Dataset records on visual material
********************

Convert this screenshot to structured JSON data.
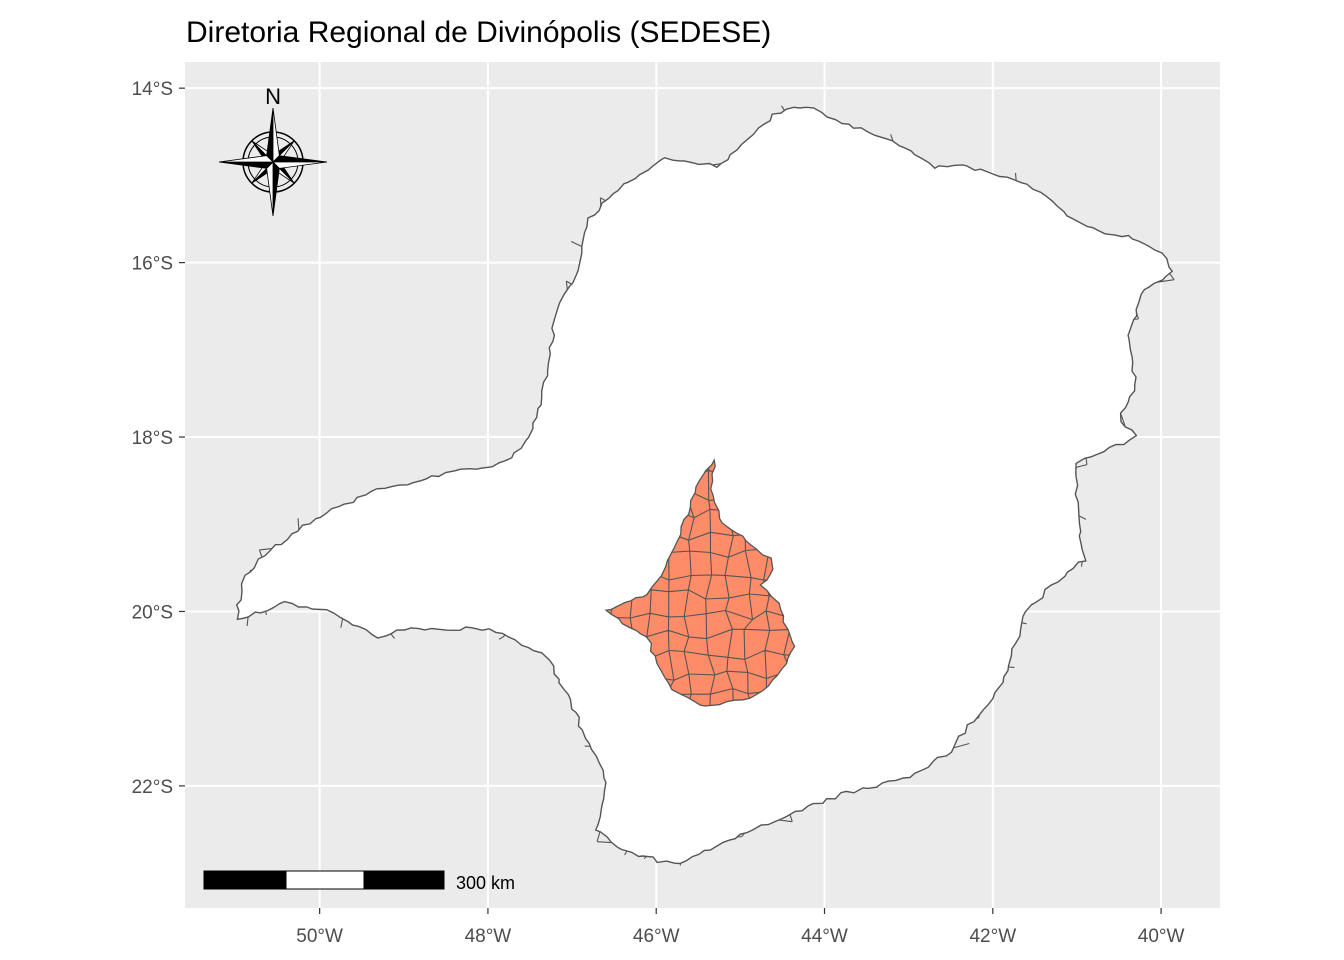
{
  "title": "Diretoria Regional de Divinópolis (SEDESE)",
  "colors": {
    "panel_background": "#EBEBEB",
    "grid": "#FFFFFF",
    "boundary": "#555555",
    "municipality_fill": "#FFFFFF",
    "highlight_fill": "#FF8C69",
    "tick_text": "#4D4D4D"
  },
  "x_axis": {
    "ticks": [
      {
        "value": -50,
        "label": "50°W"
      },
      {
        "value": -48,
        "label": "48°W"
      },
      {
        "value": -46,
        "label": "46°W"
      },
      {
        "value": -44,
        "label": "44°W"
      },
      {
        "value": -42,
        "label": "42°W"
      },
      {
        "value": -40,
        "label": "40°W"
      }
    ],
    "range": [
      -51.6,
      -39.3
    ]
  },
  "y_axis": {
    "ticks": [
      {
        "value": -14,
        "label": "14°S"
      },
      {
        "value": -16,
        "label": "16°S"
      },
      {
        "value": -18,
        "label": "18°S"
      },
      {
        "value": -20,
        "label": "20°S"
      },
      {
        "value": -22,
        "label": "22°S"
      }
    ],
    "range": [
      -23.4,
      -13.7
    ]
  },
  "state_outline": [
    [
      -44.2,
      -14.2
    ],
    [
      -43.8,
      -14.4
    ],
    [
      -43.2,
      -14.6
    ],
    [
      -42.7,
      -14.9
    ],
    [
      -42.3,
      -14.9
    ],
    [
      -41.6,
      -15.1
    ],
    [
      -41.3,
      -15.3
    ],
    [
      -40.9,
      -15.6
    ],
    [
      -40.4,
      -15.7
    ],
    [
      -40.0,
      -15.9
    ],
    [
      -39.85,
      -16.1
    ],
    [
      -40.2,
      -16.3
    ],
    [
      -40.4,
      -16.9
    ],
    [
      -40.3,
      -17.4
    ],
    [
      -40.5,
      -17.8
    ],
    [
      -40.3,
      -18.0
    ],
    [
      -41.0,
      -18.3
    ],
    [
      -41.0,
      -18.9
    ],
    [
      -40.9,
      -19.4
    ],
    [
      -41.3,
      -19.7
    ],
    [
      -41.6,
      -20.0
    ],
    [
      -41.8,
      -20.6
    ],
    [
      -42.0,
      -21.0
    ],
    [
      -42.3,
      -21.3
    ],
    [
      -42.5,
      -21.6
    ],
    [
      -43.0,
      -21.9
    ],
    [
      -43.8,
      -22.1
    ],
    [
      -44.6,
      -22.4
    ],
    [
      -45.3,
      -22.7
    ],
    [
      -45.8,
      -22.9
    ],
    [
      -46.4,
      -22.75
    ],
    [
      -46.7,
      -22.5
    ],
    [
      -46.6,
      -21.9
    ],
    [
      -46.9,
      -21.3
    ],
    [
      -47.1,
      -20.9
    ],
    [
      -47.3,
      -20.5
    ],
    [
      -48.0,
      -20.2
    ],
    [
      -49.0,
      -20.2
    ],
    [
      -49.3,
      -20.3
    ],
    [
      -49.9,
      -20.0
    ],
    [
      -50.4,
      -19.9
    ],
    [
      -51.0,
      -20.1
    ],
    [
      -50.9,
      -19.6
    ],
    [
      -50.6,
      -19.3
    ],
    [
      -50.0,
      -18.9
    ],
    [
      -49.3,
      -18.6
    ],
    [
      -48.4,
      -18.4
    ],
    [
      -47.8,
      -18.3
    ],
    [
      -47.5,
      -18.0
    ],
    [
      -47.3,
      -17.3
    ],
    [
      -47.2,
      -16.6
    ],
    [
      -46.9,
      -16.0
    ],
    [
      -46.8,
      -15.5
    ],
    [
      -46.4,
      -15.1
    ],
    [
      -45.9,
      -14.8
    ],
    [
      -45.3,
      -14.9
    ],
    [
      -44.9,
      -14.6
    ],
    [
      -44.6,
      -14.3
    ]
  ],
  "highlight_region": [
    [
      -45.3,
      -18.25
    ],
    [
      -45.35,
      -18.6
    ],
    [
      -45.2,
      -19.0
    ],
    [
      -45.05,
      -19.1
    ],
    [
      -44.8,
      -19.3
    ],
    [
      -44.65,
      -19.4
    ],
    [
      -44.6,
      -19.5
    ],
    [
      -44.75,
      -19.7
    ],
    [
      -44.55,
      -19.9
    ],
    [
      -44.45,
      -20.2
    ],
    [
      -44.35,
      -20.4
    ],
    [
      -44.45,
      -20.6
    ],
    [
      -44.6,
      -20.8
    ],
    [
      -44.9,
      -21.0
    ],
    [
      -45.4,
      -21.1
    ],
    [
      -45.8,
      -20.9
    ],
    [
      -46.0,
      -20.6
    ],
    [
      -46.1,
      -20.3
    ],
    [
      -46.6,
      -20.0
    ],
    [
      -46.1,
      -19.8
    ],
    [
      -45.9,
      -19.5
    ],
    [
      -45.75,
      -19.2
    ],
    [
      -45.6,
      -18.8
    ],
    [
      -45.5,
      -18.5
    ]
  ],
  "scale_bar": {
    "label": "300 km"
  },
  "north_arrow": {
    "label": "N"
  }
}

********************

→ Aim: Return each line from the material above exactly, but not the pictures.

→ Response to the task:
Convert this screenshot to structured JSON data.
{
  "title": "Diretoria Regional de Divinópolis (SEDESE)",
  "colors": {
    "panel_background": "#EBEBEB",
    "grid": "#FFFFFF",
    "boundary": "#555555",
    "municipality_fill": "#FFFFFF",
    "highlight_fill": "#FF8C69",
    "tick_text": "#4D4D4D"
  },
  "x_axis": {
    "ticks": [
      {
        "value": -50,
        "label": "50°W"
      },
      {
        "value": -48,
        "label": "48°W"
      },
      {
        "value": -46,
        "label": "46°W"
      },
      {
        "value": -44,
        "label": "44°W"
      },
      {
        "value": -42,
        "label": "42°W"
      },
      {
        "value": -40,
        "label": "40°W"
      }
    ],
    "range": [
      -51.6,
      -39.3
    ]
  },
  "y_axis": {
    "ticks": [
      {
        "value": -14,
        "label": "14°S"
      },
      {
        "value": -16,
        "label": "16°S"
      },
      {
        "value": -18,
        "label": "18°S"
      },
      {
        "value": -20,
        "label": "20°S"
      },
      {
        "value": -22,
        "label": "22°S"
      }
    ],
    "range": [
      -23.4,
      -13.7
    ]
  },
  "state_outline": [
    [
      -44.2,
      -14.2
    ],
    [
      -43.8,
      -14.4
    ],
    [
      -43.2,
      -14.6
    ],
    [
      -42.7,
      -14.9
    ],
    [
      -42.3,
      -14.9
    ],
    [
      -41.6,
      -15.1
    ],
    [
      -41.3,
      -15.3
    ],
    [
      -40.9,
      -15.6
    ],
    [
      -40.4,
      -15.7
    ],
    [
      -40.0,
      -15.9
    ],
    [
      -39.85,
      -16.1
    ],
    [
      -40.2,
      -16.3
    ],
    [
      -40.4,
      -16.9
    ],
    [
      -40.3,
      -17.4
    ],
    [
      -40.5,
      -17.8
    ],
    [
      -40.3,
      -18.0
    ],
    [
      -41.0,
      -18.3
    ],
    [
      -41.0,
      -18.9
    ],
    [
      -40.9,
      -19.4
    ],
    [
      -41.3,
      -19.7
    ],
    [
      -41.6,
      -20.0
    ],
    [
      -41.8,
      -20.6
    ],
    [
      -42.0,
      -21.0
    ],
    [
      -42.3,
      -21.3
    ],
    [
      -42.5,
      -21.6
    ],
    [
      -43.0,
      -21.9
    ],
    [
      -43.8,
      -22.1
    ],
    [
      -44.6,
      -22.4
    ],
    [
      -45.3,
      -22.7
    ],
    [
      -45.8,
      -22.9
    ],
    [
      -46.4,
      -22.75
    ],
    [
      -46.7,
      -22.5
    ],
    [
      -46.6,
      -21.9
    ],
    [
      -46.9,
      -21.3
    ],
    [
      -47.1,
      -20.9
    ],
    [
      -47.3,
      -20.5
    ],
    [
      -48.0,
      -20.2
    ],
    [
      -49.0,
      -20.2
    ],
    [
      -49.3,
      -20.3
    ],
    [
      -49.9,
      -20.0
    ],
    [
      -50.4,
      -19.9
    ],
    [
      -51.0,
      -20.1
    ],
    [
      -50.9,
      -19.6
    ],
    [
      -50.6,
      -19.3
    ],
    [
      -50.0,
      -18.9
    ],
    [
      -49.3,
      -18.6
    ],
    [
      -48.4,
      -18.4
    ],
    [
      -47.8,
      -18.3
    ],
    [
      -47.5,
      -18.0
    ],
    [
      -47.3,
      -17.3
    ],
    [
      -47.2,
      -16.6
    ],
    [
      -46.9,
      -16.0
    ],
    [
      -46.8,
      -15.5
    ],
    [
      -46.4,
      -15.1
    ],
    [
      -45.9,
      -14.8
    ],
    [
      -45.3,
      -14.9
    ],
    [
      -44.9,
      -14.6
    ],
    [
      -44.6,
      -14.3
    ]
  ],
  "highlight_region": [
    [
      -45.3,
      -18.25
    ],
    [
      -45.35,
      -18.6
    ],
    [
      -45.2,
      -19.0
    ],
    [
      -45.05,
      -19.1
    ],
    [
      -44.8,
      -19.3
    ],
    [
      -44.65,
      -19.4
    ],
    [
      -44.6,
      -19.5
    ],
    [
      -44.75,
      -19.7
    ],
    [
      -44.55,
      -19.9
    ],
    [
      -44.45,
      -20.2
    ],
    [
      -44.35,
      -20.4
    ],
    [
      -44.45,
      -20.6
    ],
    [
      -44.6,
      -20.8
    ],
    [
      -44.9,
      -21.0
    ],
    [
      -45.4,
      -21.1
    ],
    [
      -45.8,
      -20.9
    ],
    [
      -46.0,
      -20.6
    ],
    [
      -46.1,
      -20.3
    ],
    [
      -46.6,
      -20.0
    ],
    [
      -46.1,
      -19.8
    ],
    [
      -45.9,
      -19.5
    ],
    [
      -45.75,
      -19.2
    ],
    [
      -45.6,
      -18.8
    ],
    [
      -45.5,
      -18.5
    ]
  ],
  "scale_bar": {
    "label": "300 km"
  },
  "north_arrow": {
    "label": "N"
  }
}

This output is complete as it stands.